Print all entries precisely as they are written.

== Data for this task ==
--- Start ---

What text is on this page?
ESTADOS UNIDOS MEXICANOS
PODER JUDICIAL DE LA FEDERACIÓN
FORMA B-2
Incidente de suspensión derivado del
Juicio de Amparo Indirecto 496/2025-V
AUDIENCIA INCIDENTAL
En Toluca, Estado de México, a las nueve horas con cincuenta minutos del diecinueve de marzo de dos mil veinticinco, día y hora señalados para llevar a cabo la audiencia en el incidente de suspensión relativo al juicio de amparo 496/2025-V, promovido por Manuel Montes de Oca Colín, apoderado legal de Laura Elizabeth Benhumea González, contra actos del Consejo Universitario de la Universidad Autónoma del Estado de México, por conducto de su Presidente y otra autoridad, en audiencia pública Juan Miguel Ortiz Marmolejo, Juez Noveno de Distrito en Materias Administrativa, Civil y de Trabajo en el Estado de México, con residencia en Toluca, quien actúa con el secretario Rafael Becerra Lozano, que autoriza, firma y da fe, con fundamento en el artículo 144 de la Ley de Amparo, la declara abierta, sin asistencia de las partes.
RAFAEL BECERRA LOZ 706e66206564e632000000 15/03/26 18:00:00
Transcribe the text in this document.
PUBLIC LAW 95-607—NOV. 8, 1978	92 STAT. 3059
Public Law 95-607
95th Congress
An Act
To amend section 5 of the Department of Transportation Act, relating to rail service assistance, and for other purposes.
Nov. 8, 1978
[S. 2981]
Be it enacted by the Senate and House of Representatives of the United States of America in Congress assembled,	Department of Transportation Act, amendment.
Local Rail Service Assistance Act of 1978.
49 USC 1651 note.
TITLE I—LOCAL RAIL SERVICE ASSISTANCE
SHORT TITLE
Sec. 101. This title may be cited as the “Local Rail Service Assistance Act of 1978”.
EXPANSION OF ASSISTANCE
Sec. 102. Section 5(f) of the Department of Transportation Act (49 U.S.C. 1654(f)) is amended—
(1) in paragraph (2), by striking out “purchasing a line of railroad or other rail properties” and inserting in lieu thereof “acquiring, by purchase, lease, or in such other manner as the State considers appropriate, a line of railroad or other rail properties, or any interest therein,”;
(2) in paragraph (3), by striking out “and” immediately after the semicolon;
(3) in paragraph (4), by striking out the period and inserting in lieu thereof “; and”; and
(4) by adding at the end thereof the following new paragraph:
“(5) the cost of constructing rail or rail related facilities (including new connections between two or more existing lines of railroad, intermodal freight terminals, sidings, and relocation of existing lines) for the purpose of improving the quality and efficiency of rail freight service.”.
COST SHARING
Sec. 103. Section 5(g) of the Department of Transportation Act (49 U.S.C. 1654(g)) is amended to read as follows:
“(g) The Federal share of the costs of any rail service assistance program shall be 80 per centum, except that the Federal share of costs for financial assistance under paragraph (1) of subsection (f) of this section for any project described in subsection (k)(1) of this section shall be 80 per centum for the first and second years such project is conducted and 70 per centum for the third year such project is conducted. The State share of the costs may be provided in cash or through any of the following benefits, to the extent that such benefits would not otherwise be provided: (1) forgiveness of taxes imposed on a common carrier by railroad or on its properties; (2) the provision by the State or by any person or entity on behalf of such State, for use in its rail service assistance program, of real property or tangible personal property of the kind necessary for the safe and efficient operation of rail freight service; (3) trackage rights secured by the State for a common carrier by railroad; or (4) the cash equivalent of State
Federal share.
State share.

--- End ---

== Solution to this exercise ==
What text is on this page?
ESTADOS UNIDOS MEXICANOS
PODER JUDICIAL DE LA FEDERACIÓN
FORMA B-2
Incidente de suspensión derivado del
Juicio de Amparo Indirecto 496/2025-V
AUDIENCIA INCIDENTAL
En Toluca, Estado de México, a las nueve horas con cincuenta minutos del diecinueve de marzo de dos mil veinticinco, día y hora señalados para llevar a cabo la audiencia en el incidente de suspensión relativo al juicio de amparo 496/2025-V, promovido por Manuel Montes de Oca Colín, apoderado legal de Laura Elizabeth Benhumea González, contra actos del Consejo Universitario de la Universidad Autónoma del Estado de México, por conducto de su Presidente y otra autoridad, en audiencia pública Juan Miguel Ortiz Marmolejo, Juez Noveno de Distrito en Materias Administrativa, Civil y de Trabajo en el Estado de México, con residencia en Toluca, quien actúa con el secretario Rafael Becerra Lozano, que autoriza, firma y da fe, con fundamento en el artículo 144 de la Ley de Amparo, la declara abierta, sin asistencia de las partes.
RAFAEL BECERRA LOZ 706e66206564e632000000 15/03/26 18:00:00
Transcribe the text in this document.
PUBLIC LAW 95-607—NOV. 8, 1978	92 STAT. 3059
Public Law 95-607
95th Congress
An Act
To amend section 5 of the Department of Transportation Act, relating to rail service assistance, and for other purposes.
Nov. 8, 1978
[S. 2981]
Be it enacted by the Senate and House of Representatives of the United States of America in Congress assembled,	Department of Transportation Act, amendment.
Local Rail Service Assistance Act of 1978.
49 USC 1651 note.
TITLE I—LOCAL RAIL SERVICE ASSISTANCE
SHORT TITLE
Sec. 101. This title may be cited as the “Local Rail Service Assistance Act of 1978”.
EXPANSION OF ASSISTANCE
Sec. 102. Section 5(f) of the Department of Transportation Act (49 U.S.C. 1654(f)) is amended—
(1) in paragraph (2), by striking out “purchasing a line of railroad or other rail properties” and inserting in lieu thereof “acquiring, by purchase, lease, or in such other manner as the State considers appropriate, a line of railroad or other rail properties, or any interest therein,”;
(2) in paragraph (3), by striking out “and” immediately after the semicolon;
(3) in paragraph (4), by striking out the period and inserting in lieu thereof “; and”; and
(4) by adding at the end thereof the following new paragraph:
“(5) the cost of constructing rail or rail related facilities (including new connections between two or more existing lines of railroad, intermodal freight terminals, sidings, and relocation of existing lines) for the purpose of improving the quality and efficiency of rail freight service.”.
COST SHARING
Sec. 103. Section 5(g) of the Department of Transportation Act (49 U.S.C. 1654(g)) is amended to read as follows:
“(g) The Federal share of the costs of any rail service assistance program shall be 80 per centum, except that the Federal share of costs for financial assistance under paragraph (1) of subsection (f) of this section for any project described in subsection (k)(1) of this section shall be 80 per centum for the first and second years such project is conducted and 70 per centum for the third year such project is conducted. The State share of the costs may be provided in cash or through any of the following benefits, to the extent that such benefits would not otherwise be provided: (1) forgiveness of taxes imposed on a common carrier by railroad or on its properties; (2) the provision by the State or by any person or entity on behalf of such State, for use in its rail service assistance program, of real property or tangible personal property of the kind necessary for the safe and efficient operation of rail freight service; (3) trackage rights secured by the State for a common carrier by railroad; or (4) the cash equivalent of State
Federal share.
State share.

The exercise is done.